## BEGIN RECORDS PROVIDED

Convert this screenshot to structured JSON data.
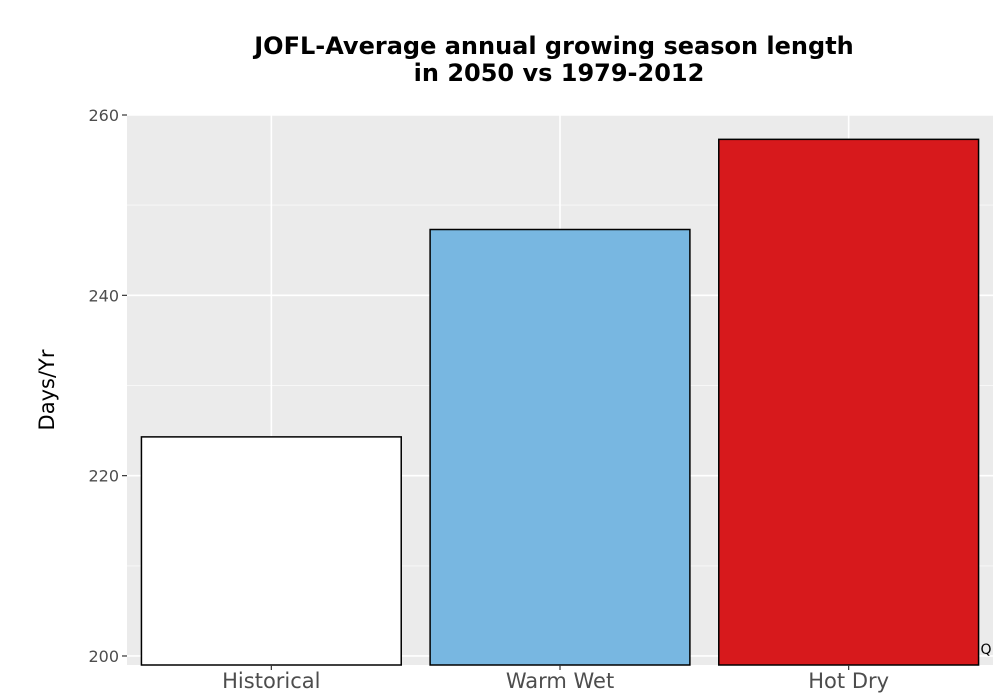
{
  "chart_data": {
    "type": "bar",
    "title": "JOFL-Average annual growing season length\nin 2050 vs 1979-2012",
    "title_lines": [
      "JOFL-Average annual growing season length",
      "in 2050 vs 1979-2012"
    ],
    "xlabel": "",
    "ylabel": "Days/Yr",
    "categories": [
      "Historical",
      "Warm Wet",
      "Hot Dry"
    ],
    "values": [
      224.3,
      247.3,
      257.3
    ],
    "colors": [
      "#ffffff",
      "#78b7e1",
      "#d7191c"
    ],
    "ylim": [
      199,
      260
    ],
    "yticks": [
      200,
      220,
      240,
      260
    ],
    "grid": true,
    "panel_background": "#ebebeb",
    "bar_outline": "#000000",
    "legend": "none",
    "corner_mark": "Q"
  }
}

## END RECORDS PROVIDED

**EXERCISE DETAILS:** Show every line in the entries where the string "growing" occurs.

**EXPECTED ANSWER:**
    "title": "JOFL-Average annual growing season length\nin 2050 vs 1979-2012",
      "JOFL-Average annual growing season length",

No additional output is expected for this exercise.